— start DATA FOR PROCESSING —
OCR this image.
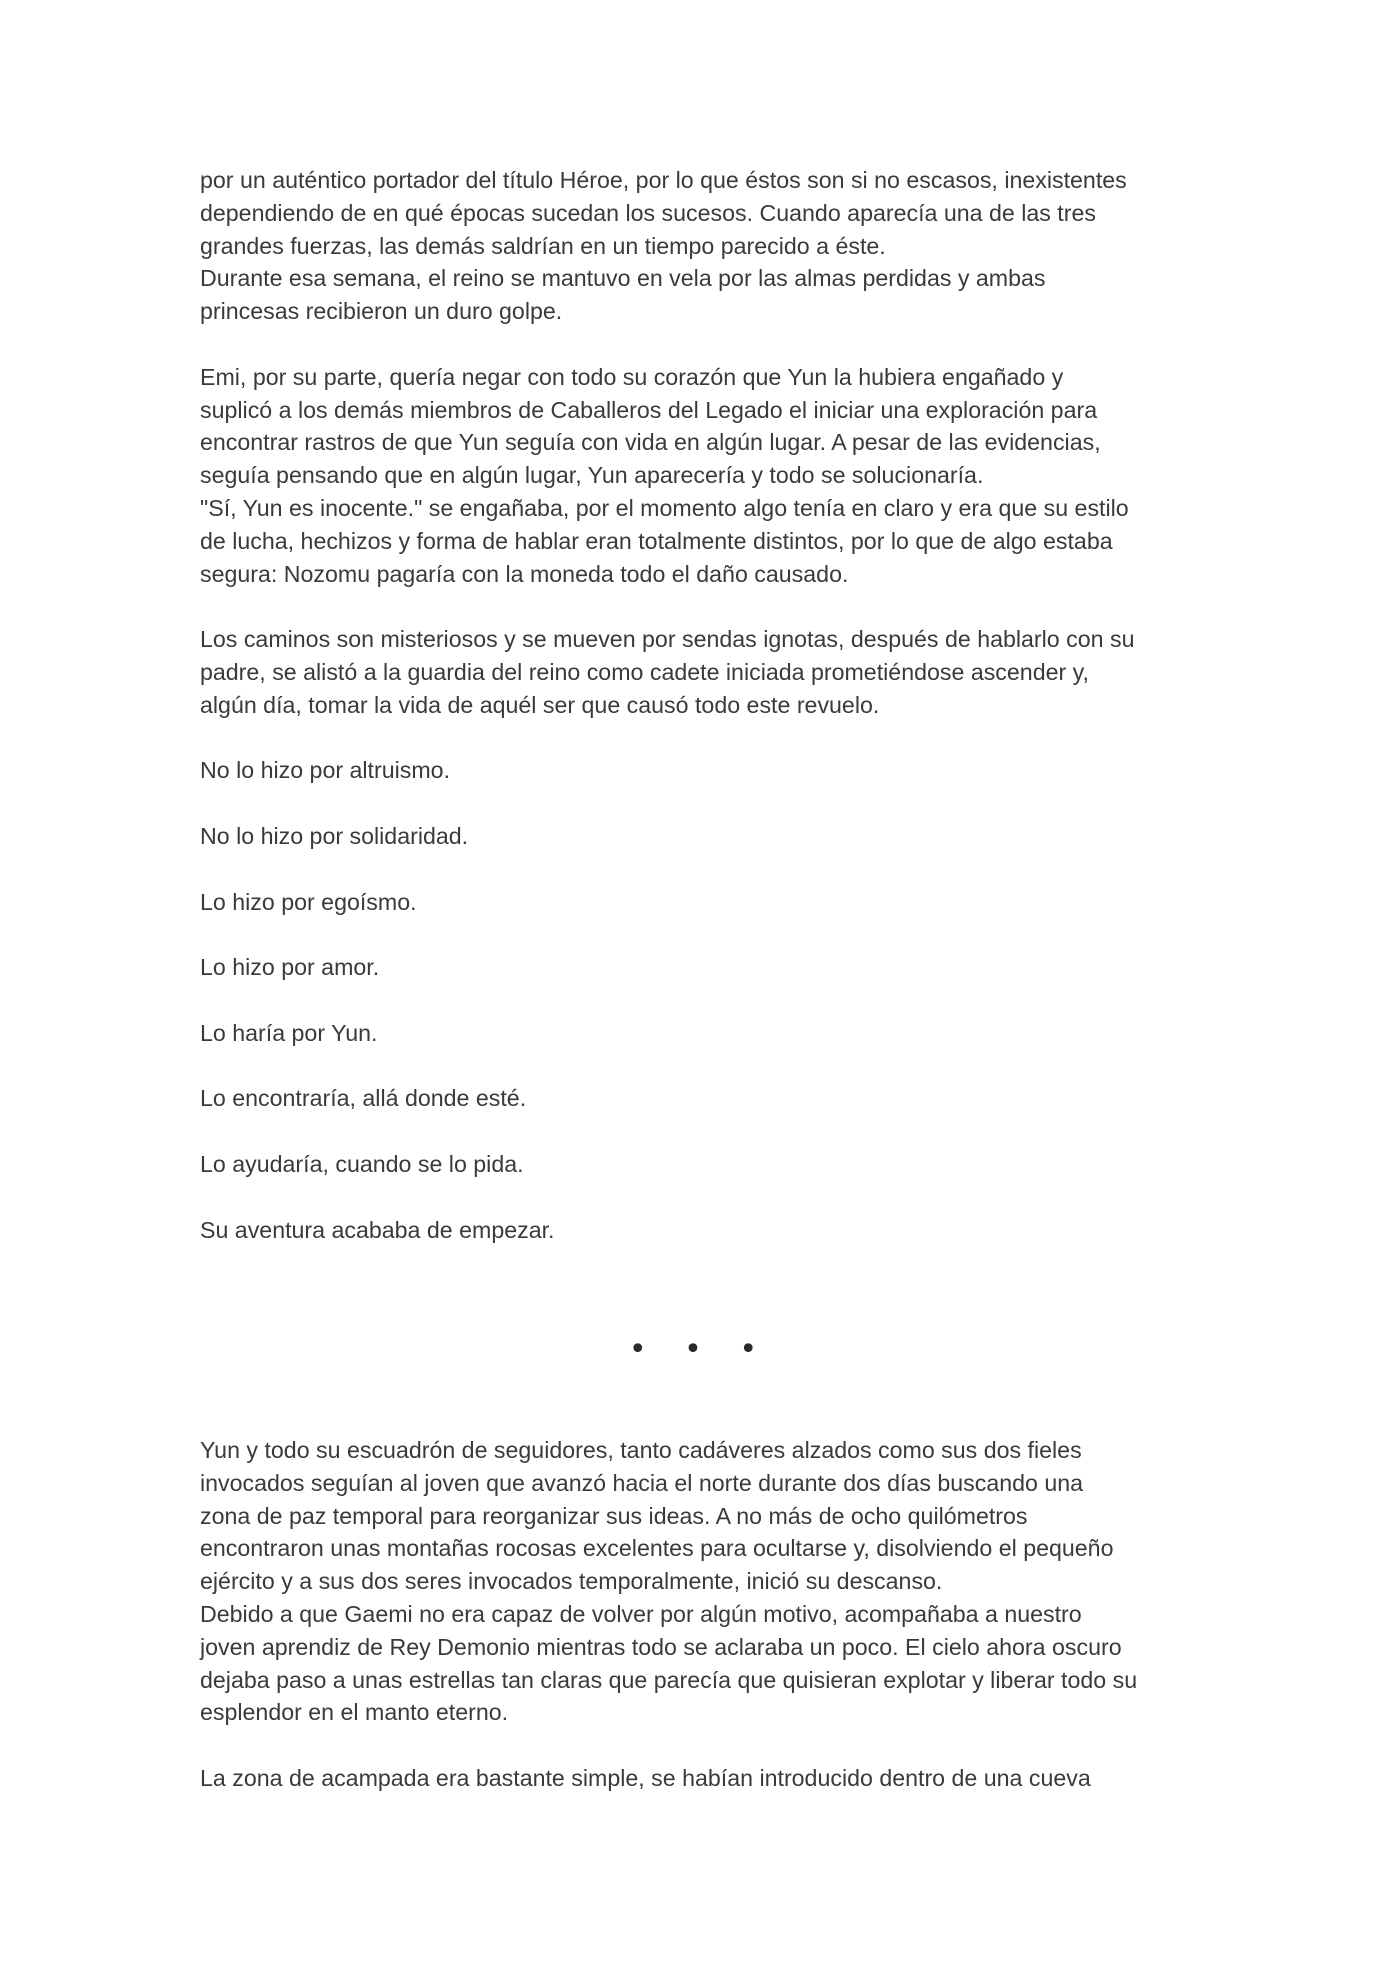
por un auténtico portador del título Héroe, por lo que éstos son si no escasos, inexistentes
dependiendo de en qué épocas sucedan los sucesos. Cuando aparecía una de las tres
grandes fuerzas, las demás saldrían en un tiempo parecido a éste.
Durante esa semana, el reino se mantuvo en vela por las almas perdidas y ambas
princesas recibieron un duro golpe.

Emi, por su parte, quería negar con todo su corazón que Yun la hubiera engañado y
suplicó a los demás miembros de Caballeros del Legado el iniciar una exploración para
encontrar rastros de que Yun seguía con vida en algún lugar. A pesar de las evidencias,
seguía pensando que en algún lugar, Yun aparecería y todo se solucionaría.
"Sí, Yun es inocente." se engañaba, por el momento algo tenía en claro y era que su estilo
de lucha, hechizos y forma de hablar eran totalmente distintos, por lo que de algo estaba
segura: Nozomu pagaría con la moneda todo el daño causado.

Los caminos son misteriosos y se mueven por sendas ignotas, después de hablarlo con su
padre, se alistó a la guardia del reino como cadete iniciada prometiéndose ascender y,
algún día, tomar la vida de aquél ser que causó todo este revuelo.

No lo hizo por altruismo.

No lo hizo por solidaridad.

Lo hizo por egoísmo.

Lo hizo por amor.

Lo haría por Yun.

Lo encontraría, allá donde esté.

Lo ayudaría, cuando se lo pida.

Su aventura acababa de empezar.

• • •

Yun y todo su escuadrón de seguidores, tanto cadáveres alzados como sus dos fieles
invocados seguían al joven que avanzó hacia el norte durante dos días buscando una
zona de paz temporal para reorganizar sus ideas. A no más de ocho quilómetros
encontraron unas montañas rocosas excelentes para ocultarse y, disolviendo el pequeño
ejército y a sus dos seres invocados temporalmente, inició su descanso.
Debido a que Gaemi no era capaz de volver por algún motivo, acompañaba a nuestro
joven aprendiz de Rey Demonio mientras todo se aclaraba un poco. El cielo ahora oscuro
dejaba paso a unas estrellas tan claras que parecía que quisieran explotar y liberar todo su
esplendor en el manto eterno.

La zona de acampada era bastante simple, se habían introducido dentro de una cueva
— end DATA FOR PROCESSING —
Find the string "algo" in the records, then copy each line where it occurs.

"Sí, Yun es inocente." se engañaba, por el momento algo tenía en claro y era que su estilo
de lucha, hechizos y forma de hablar eran totalmente distintos, por lo que de algo estaba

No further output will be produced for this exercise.